[Opening Records for this task section]

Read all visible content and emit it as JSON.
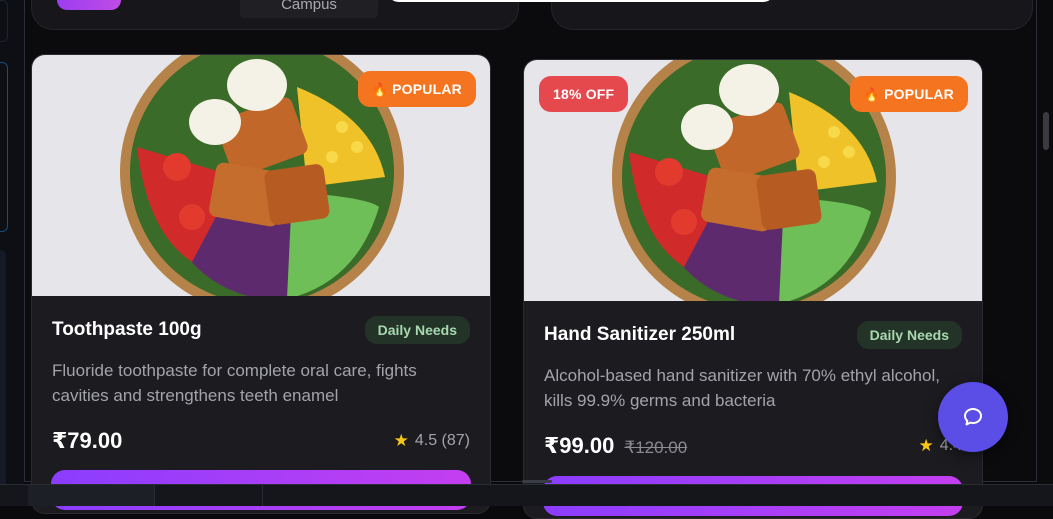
{
  "header": {
    "campus_tab_label": "Campus"
  },
  "products": [
    {
      "title": "Toothpaste 100g",
      "category": "Daily Needs",
      "description": "Fluoride toothpaste for complete oral care, fights cavities and strengthens teeth enamel",
      "price": "₹79.00",
      "old_price": "",
      "rating": "4.5 (87)",
      "popular_badge": "POPULAR",
      "discount_badge": ""
    },
    {
      "title": "Hand Sanitizer 250ml",
      "category": "Daily Needs",
      "description": "Alcohol-based hand sanitizer with 70% ethyl alcohol, kills 99.9% germs and bacteria",
      "price": "₹99.00",
      "old_price": "₹120.00",
      "rating": "4.4",
      "popular_badge": "POPULAR",
      "discount_badge": "18% OFF"
    }
  ],
  "icons": {
    "popular": "flame-icon",
    "rating": "star-icon",
    "chat": "chat-bubble-icon"
  },
  "colors": {
    "popular_badge": "#f5741f",
    "discount_badge": "#e5484d",
    "category_badge_bg": "#243328",
    "category_badge_text": "#a8d8b0",
    "add_button_start": "#8b3dff",
    "add_button_end": "#c43ef0",
    "chat_fab": "#5b4ee6",
    "star": "#f5c518"
  }
}
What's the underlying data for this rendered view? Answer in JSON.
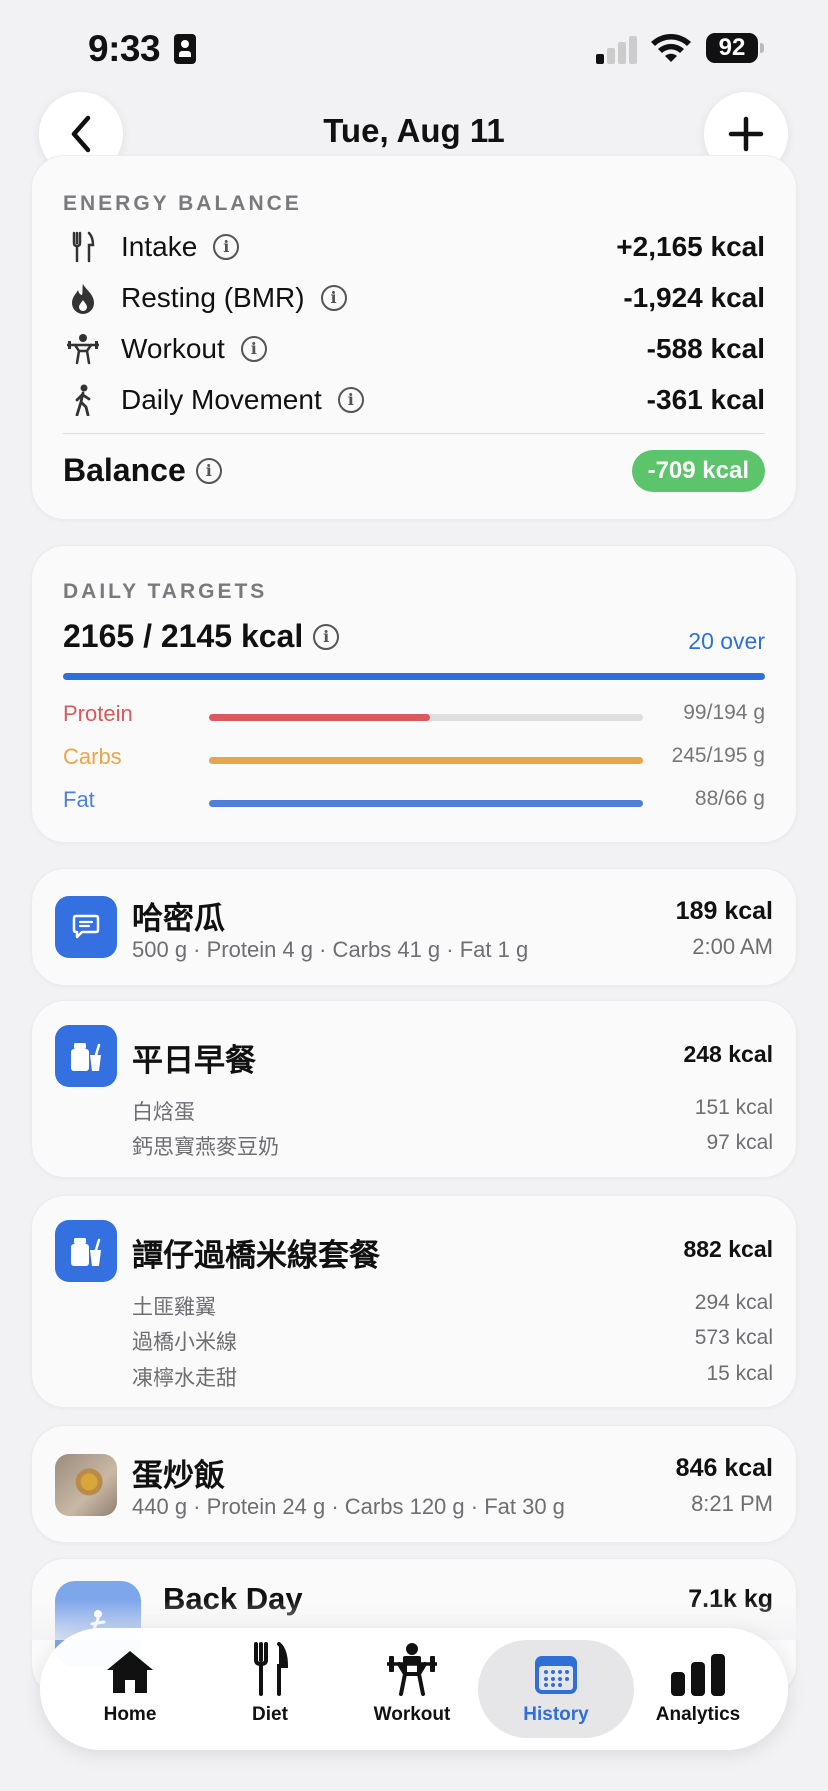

[Closing Records for this task section]

» **About this task**
Wherever the listing shows a picture, omit it and output the rest exactly as given.

» **Task output**
Read all visible content and emit it as JSON.
{
  "header": {
    "campus_tab_label": "Campus"
  },
  "products": [
    {
      "title": "Toothpaste 100g",
      "category": "Daily Needs",
      "description": "Fluoride toothpaste for complete oral care, fights cavities and strengthens teeth enamel",
      "price": "₹79.00",
      "old_price": "",
      "rating": "4.5 (87)",
      "popular_badge": "POPULAR",
      "discount_badge": ""
    },
    {
      "title": "Hand Sanitizer 250ml",
      "category": "Daily Needs",
      "description": "Alcohol-based hand sanitizer with 70% ethyl alcohol, kills 99.9% germs and bacteria",
      "price": "₹99.00",
      "old_price": "₹120.00",
      "rating": "4.4",
      "popular_badge": "POPULAR",
      "discount_badge": "18% OFF"
    }
  ],
  "icons": {
    "popular": "flame-icon",
    "rating": "star-icon",
    "chat": "chat-bubble-icon"
  },
  "colors": {
    "popular_badge": "#f5741f",
    "discount_badge": "#e5484d",
    "category_badge_bg": "#243328",
    "category_badge_text": "#a8d8b0",
    "add_button_start": "#8b3dff",
    "add_button_end": "#c43ef0",
    "chat_fab": "#5b4ee6",
    "star": "#f5c518"
  }
}
What's the underlying data for this rendered view? Answer in JSON.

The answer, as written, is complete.